--- begin DATA EXCERPTS ---

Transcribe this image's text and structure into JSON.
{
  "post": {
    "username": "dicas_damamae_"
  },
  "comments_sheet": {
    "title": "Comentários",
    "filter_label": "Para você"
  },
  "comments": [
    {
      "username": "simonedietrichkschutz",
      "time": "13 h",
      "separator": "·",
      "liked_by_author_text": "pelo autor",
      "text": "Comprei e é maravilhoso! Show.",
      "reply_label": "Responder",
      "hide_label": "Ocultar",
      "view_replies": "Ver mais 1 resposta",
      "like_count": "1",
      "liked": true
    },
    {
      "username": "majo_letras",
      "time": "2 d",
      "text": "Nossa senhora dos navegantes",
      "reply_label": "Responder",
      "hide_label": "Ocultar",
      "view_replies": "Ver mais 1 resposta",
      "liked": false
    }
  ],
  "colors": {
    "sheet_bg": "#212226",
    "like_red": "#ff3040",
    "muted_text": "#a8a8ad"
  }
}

--- end DATA EXCERPTS ---
--- begin DATA EXCERPTS ---

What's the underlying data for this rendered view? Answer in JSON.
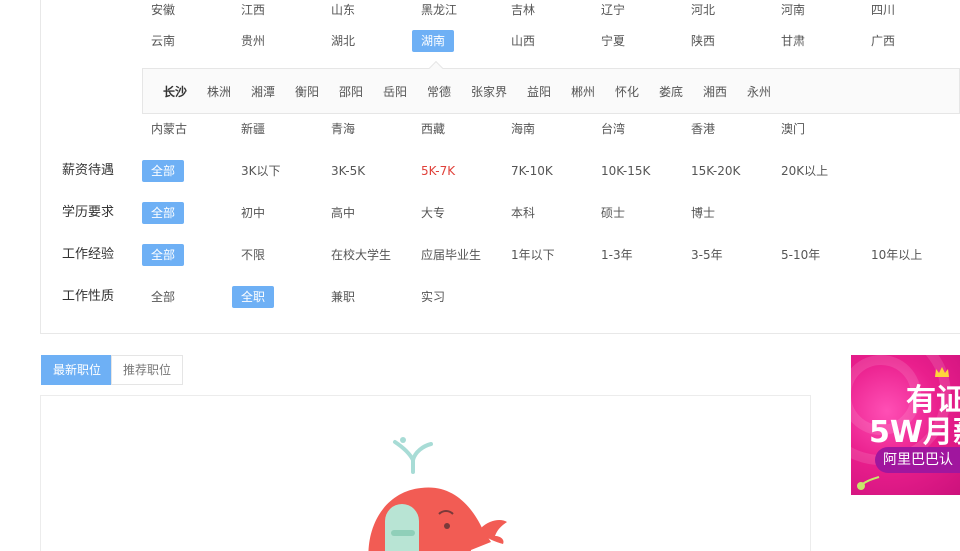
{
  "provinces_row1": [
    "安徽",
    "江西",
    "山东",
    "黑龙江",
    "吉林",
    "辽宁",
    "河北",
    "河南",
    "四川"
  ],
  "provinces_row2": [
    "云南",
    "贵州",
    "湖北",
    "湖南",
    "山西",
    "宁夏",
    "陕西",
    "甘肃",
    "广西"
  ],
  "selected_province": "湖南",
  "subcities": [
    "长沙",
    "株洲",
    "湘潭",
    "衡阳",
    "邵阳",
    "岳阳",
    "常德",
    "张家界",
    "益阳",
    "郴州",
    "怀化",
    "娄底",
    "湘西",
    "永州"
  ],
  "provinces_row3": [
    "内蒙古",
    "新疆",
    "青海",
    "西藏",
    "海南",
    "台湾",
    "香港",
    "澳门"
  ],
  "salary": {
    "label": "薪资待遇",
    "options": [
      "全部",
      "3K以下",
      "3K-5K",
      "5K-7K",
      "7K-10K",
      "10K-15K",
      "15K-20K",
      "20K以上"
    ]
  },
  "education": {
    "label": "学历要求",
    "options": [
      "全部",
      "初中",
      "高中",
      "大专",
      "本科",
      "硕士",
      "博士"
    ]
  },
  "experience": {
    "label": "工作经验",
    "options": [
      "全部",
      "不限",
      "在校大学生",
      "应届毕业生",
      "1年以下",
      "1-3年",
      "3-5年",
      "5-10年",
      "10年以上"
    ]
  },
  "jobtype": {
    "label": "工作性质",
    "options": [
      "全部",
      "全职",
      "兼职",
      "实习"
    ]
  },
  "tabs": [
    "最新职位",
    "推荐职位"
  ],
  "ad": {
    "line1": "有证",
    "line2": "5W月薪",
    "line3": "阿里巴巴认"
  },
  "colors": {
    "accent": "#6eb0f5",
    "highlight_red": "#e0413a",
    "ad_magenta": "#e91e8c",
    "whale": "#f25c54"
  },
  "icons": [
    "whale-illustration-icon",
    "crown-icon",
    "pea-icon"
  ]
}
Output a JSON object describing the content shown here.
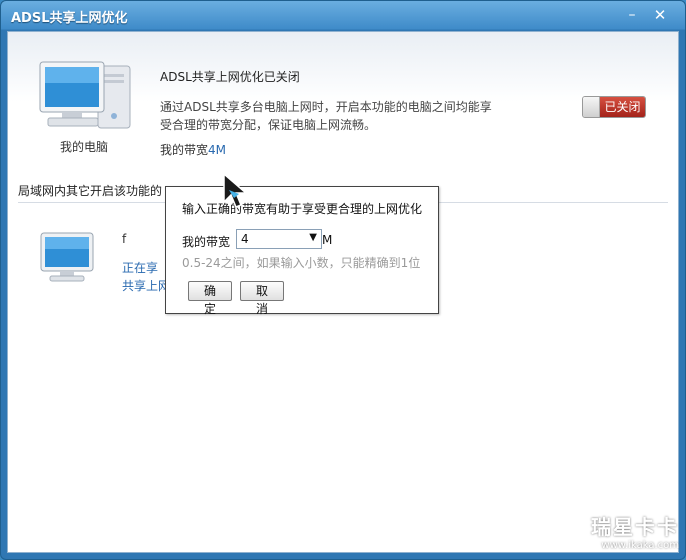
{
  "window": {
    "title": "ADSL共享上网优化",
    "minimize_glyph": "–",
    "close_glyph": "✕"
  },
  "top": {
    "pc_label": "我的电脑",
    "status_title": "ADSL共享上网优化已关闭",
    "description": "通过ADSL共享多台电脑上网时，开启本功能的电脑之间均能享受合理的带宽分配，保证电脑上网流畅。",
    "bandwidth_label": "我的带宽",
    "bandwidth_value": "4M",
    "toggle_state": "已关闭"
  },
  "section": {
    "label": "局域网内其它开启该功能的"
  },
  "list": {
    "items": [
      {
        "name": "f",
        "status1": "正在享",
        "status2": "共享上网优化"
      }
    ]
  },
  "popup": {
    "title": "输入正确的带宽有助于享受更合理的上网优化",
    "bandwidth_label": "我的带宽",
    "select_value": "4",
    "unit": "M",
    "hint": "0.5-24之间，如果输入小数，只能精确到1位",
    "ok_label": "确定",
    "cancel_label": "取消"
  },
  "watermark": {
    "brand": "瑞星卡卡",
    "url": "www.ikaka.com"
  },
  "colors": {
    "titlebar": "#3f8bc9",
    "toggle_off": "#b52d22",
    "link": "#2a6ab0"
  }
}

--- end DATA EXCERPTS ---
--- begin DATA EXCERPTS ---

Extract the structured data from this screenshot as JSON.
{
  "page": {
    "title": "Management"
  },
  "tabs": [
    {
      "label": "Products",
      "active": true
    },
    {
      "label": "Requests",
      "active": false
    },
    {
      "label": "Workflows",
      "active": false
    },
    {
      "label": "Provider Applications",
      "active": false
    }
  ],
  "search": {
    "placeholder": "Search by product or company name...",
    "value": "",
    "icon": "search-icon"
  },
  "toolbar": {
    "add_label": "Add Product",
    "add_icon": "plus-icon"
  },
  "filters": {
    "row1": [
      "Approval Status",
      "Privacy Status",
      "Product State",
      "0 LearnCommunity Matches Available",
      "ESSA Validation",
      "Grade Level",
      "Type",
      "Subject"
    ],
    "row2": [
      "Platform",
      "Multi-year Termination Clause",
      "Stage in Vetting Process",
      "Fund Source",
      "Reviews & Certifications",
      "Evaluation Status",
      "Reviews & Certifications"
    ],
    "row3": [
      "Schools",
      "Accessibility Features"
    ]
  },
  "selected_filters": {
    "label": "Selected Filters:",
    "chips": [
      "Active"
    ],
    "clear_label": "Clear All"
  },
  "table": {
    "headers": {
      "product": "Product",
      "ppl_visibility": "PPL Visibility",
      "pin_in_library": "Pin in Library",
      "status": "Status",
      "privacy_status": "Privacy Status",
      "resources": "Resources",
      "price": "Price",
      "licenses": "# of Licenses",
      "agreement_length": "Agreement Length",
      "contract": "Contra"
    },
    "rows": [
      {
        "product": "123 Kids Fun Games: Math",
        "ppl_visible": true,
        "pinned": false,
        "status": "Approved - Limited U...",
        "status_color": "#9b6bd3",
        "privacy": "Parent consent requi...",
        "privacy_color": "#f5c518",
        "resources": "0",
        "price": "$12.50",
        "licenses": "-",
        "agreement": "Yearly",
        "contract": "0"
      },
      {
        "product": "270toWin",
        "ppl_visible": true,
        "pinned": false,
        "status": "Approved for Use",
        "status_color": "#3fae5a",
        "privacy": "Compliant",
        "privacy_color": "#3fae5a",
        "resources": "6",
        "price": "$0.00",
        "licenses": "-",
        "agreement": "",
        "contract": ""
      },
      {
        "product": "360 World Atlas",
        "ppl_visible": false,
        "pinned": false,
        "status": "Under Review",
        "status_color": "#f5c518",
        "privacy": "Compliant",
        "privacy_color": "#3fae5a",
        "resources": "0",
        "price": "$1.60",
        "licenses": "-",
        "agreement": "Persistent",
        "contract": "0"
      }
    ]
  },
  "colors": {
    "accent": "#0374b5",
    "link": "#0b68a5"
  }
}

--- end DATA EXCERPTS ---

WHAT YOU HAVE TO DO – Show the lines of the records that contain the word "username".

CORRECT ANSWER –
    "username": "dicas_damamae_"
      "username": "simonedietrichkschutz",
      "username": "majo_letras",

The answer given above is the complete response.